- SHORT TASK -
Below are entries to be transcribed exactly; exclude the pictures from the copy.

- EXTRACTED ENTRIES -
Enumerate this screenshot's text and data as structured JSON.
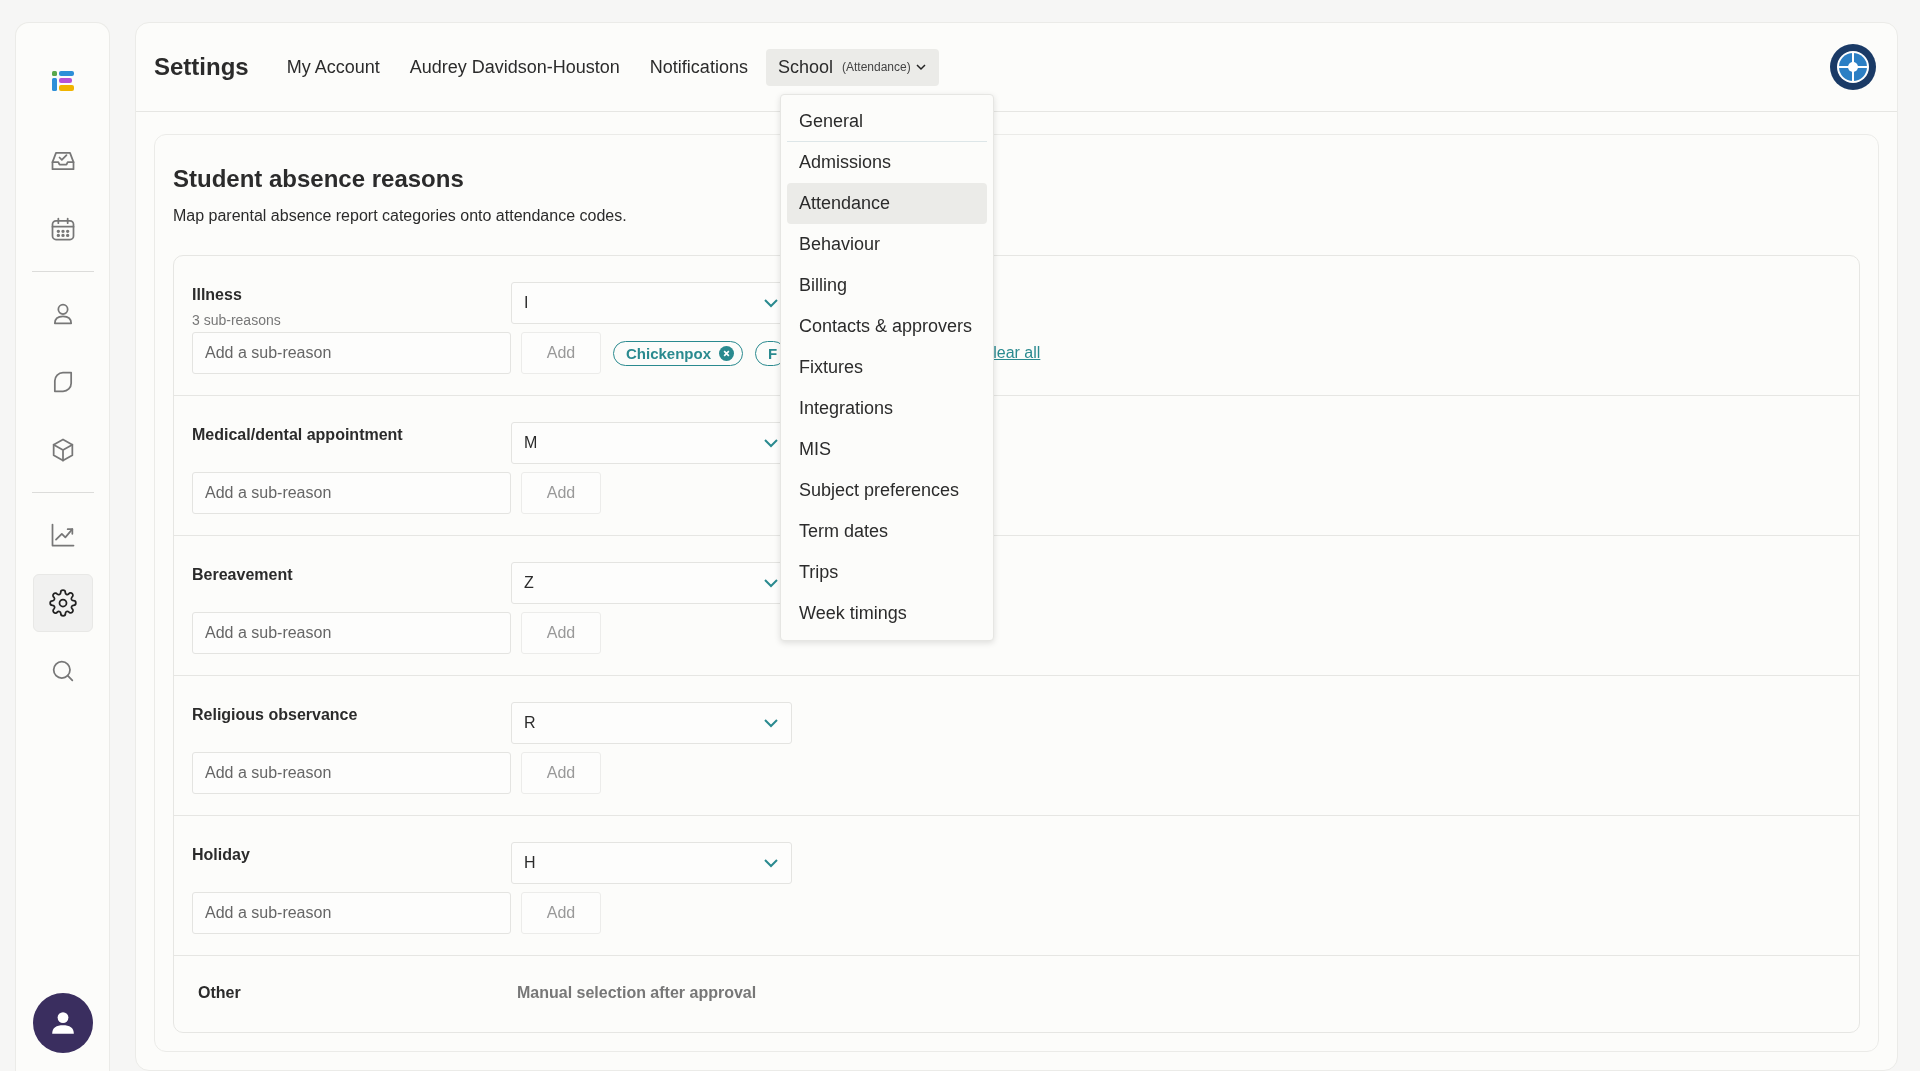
{
  "sidebar": {
    "groups": [
      {
        "items": [
          {
            "kind": "inbox",
            "selected": false
          },
          {
            "kind": "calendar",
            "selected": false
          }
        ]
      },
      {
        "items": [
          {
            "kind": "person",
            "selected": false
          },
          {
            "kind": "leaf",
            "selected": false
          },
          {
            "kind": "cube",
            "selected": false
          }
        ]
      },
      {
        "items": [
          {
            "kind": "chart",
            "selected": false
          },
          {
            "kind": "gear",
            "selected": true
          },
          {
            "kind": "search",
            "selected": false
          }
        ]
      }
    ]
  },
  "header": {
    "title": "Settings",
    "tabs": [
      {
        "label": "My Account",
        "selected": false
      },
      {
        "label": "Audrey Davidson-Houston",
        "selected": false
      },
      {
        "label": "Notifications",
        "selected": false
      },
      {
        "label": "School",
        "sub": "(Attendance)",
        "selected": true
      }
    ]
  },
  "menu": {
    "items": [
      {
        "label": "General",
        "selected": false
      },
      {
        "label": "Admissions",
        "selected": false
      },
      {
        "label": "Attendance",
        "selected": true
      },
      {
        "label": "Behaviour",
        "selected": false
      },
      {
        "label": "Billing",
        "selected": false
      },
      {
        "label": "Contacts & approvers",
        "selected": false
      },
      {
        "label": "Fixtures",
        "selected": false
      },
      {
        "label": "Integrations",
        "selected": false
      },
      {
        "label": "MIS",
        "selected": false
      },
      {
        "label": "Subject preferences",
        "selected": false
      },
      {
        "label": "Term dates",
        "selected": false
      },
      {
        "label": "Trips",
        "selected": false
      },
      {
        "label": "Week timings",
        "selected": false
      }
    ]
  },
  "section": {
    "title": "Student absence reasons",
    "description": "Map parental absence report categories onto attendance codes.",
    "reasons": [
      {
        "kind": "mapped",
        "name": "Illness",
        "count": "3 sub-reasons",
        "code": "I",
        "placeholder": "Add a sub-reason",
        "add": "Add",
        "chips": [
          "Chickenpox",
          "F"
        ],
        "clear": "lear all"
      },
      {
        "kind": "mapped",
        "name": "Medical/dental appointment",
        "code": "M",
        "placeholder": "Add a sub-reason",
        "add": "Add"
      },
      {
        "kind": "mapped",
        "name": "Bereavement",
        "code": "Z",
        "placeholder": "Add a sub-reason",
        "add": "Add"
      },
      {
        "kind": "mapped",
        "name": "Religious observance",
        "code": "R",
        "placeholder": "Add a sub-reason",
        "add": "Add"
      },
      {
        "kind": "mapped",
        "name": "Holiday",
        "code": "H",
        "placeholder": "Add a sub-reason",
        "add": "Add"
      },
      {
        "kind": "manual",
        "name": "Other",
        "note": "Manual selection after approval"
      }
    ]
  }
}
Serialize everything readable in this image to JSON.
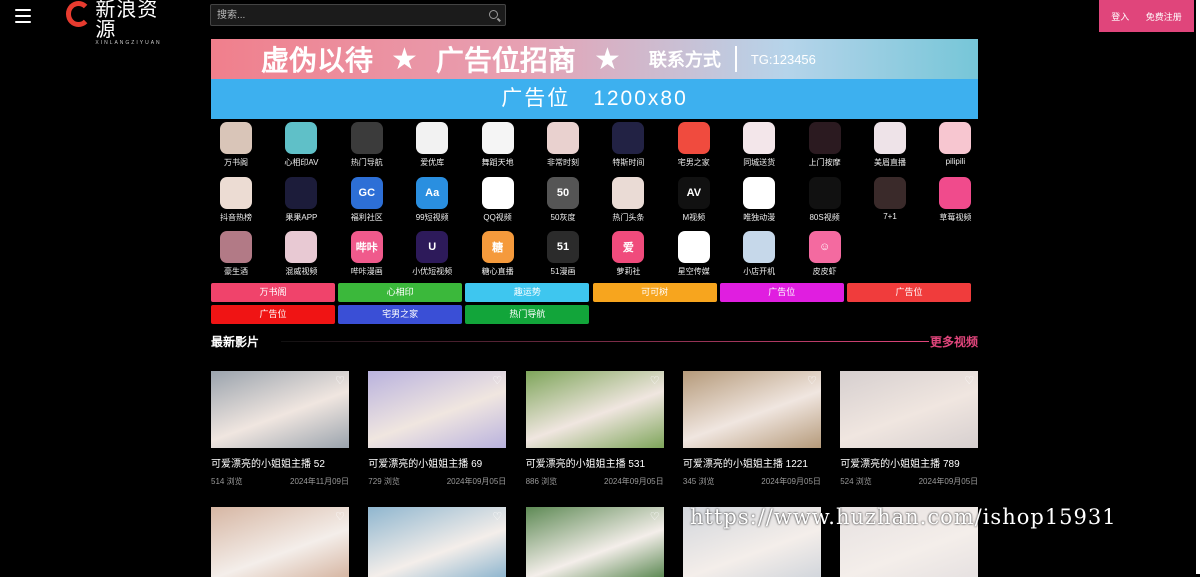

- TASK OUTPUT -
Enumerate this screenshot's text and data as structured JSON.
{
  "sidebar": {
    "groups": [
      {
        "items": [
          {
            "kind": "inbox",
            "selected": false
          },
          {
            "kind": "calendar",
            "selected": false
          }
        ]
      },
      {
        "items": [
          {
            "kind": "person",
            "selected": false
          },
          {
            "kind": "leaf",
            "selected": false
          },
          {
            "kind": "cube",
            "selected": false
          }
        ]
      },
      {
        "items": [
          {
            "kind": "chart",
            "selected": false
          },
          {
            "kind": "gear",
            "selected": true
          },
          {
            "kind": "search",
            "selected": false
          }
        ]
      }
    ]
  },
  "header": {
    "title": "Settings",
    "tabs": [
      {
        "label": "My Account",
        "selected": false
      },
      {
        "label": "Audrey Davidson-Houston",
        "selected": false
      },
      {
        "label": "Notifications",
        "selected": false
      },
      {
        "label": "School",
        "sub": "(Attendance)",
        "selected": true
      }
    ]
  },
  "menu": {
    "items": [
      {
        "label": "General",
        "selected": false
      },
      {
        "label": "Admissions",
        "selected": false
      },
      {
        "label": "Attendance",
        "selected": true
      },
      {
        "label": "Behaviour",
        "selected": false
      },
      {
        "label": "Billing",
        "selected": false
      },
      {
        "label": "Contacts & approvers",
        "selected": false
      },
      {
        "label": "Fixtures",
        "selected": false
      },
      {
        "label": "Integrations",
        "selected": false
      },
      {
        "label": "MIS",
        "selected": false
      },
      {
        "label": "Subject preferences",
        "selected": false
      },
      {
        "label": "Term dates",
        "selected": false
      },
      {
        "label": "Trips",
        "selected": false
      },
      {
        "label": "Week timings",
        "selected": false
      }
    ]
  },
  "section": {
    "title": "Student absence reasons",
    "description": "Map parental absence report categories onto attendance codes.",
    "reasons": [
      {
        "kind": "mapped",
        "name": "Illness",
        "count": "3 sub-reasons",
        "code": "I",
        "placeholder": "Add a sub-reason",
        "add": "Add",
        "chips": [
          "Chickenpox",
          "F"
        ],
        "clear": "lear all"
      },
      {
        "kind": "mapped",
        "name": "Medical/dental appointment",
        "code": "M",
        "placeholder": "Add a sub-reason",
        "add": "Add"
      },
      {
        "kind": "mapped",
        "name": "Bereavement",
        "code": "Z",
        "placeholder": "Add a sub-reason",
        "add": "Add"
      },
      {
        "kind": "mapped",
        "name": "Religious observance",
        "code": "R",
        "placeholder": "Add a sub-reason",
        "add": "Add"
      },
      {
        "kind": "mapped",
        "name": "Holiday",
        "code": "H",
        "placeholder": "Add a sub-reason",
        "add": "Add"
      },
      {
        "kind": "manual",
        "name": "Other",
        "note": "Manual selection after approval"
      }
    ]
  }
}
Serialize everything readable in this image to JSON.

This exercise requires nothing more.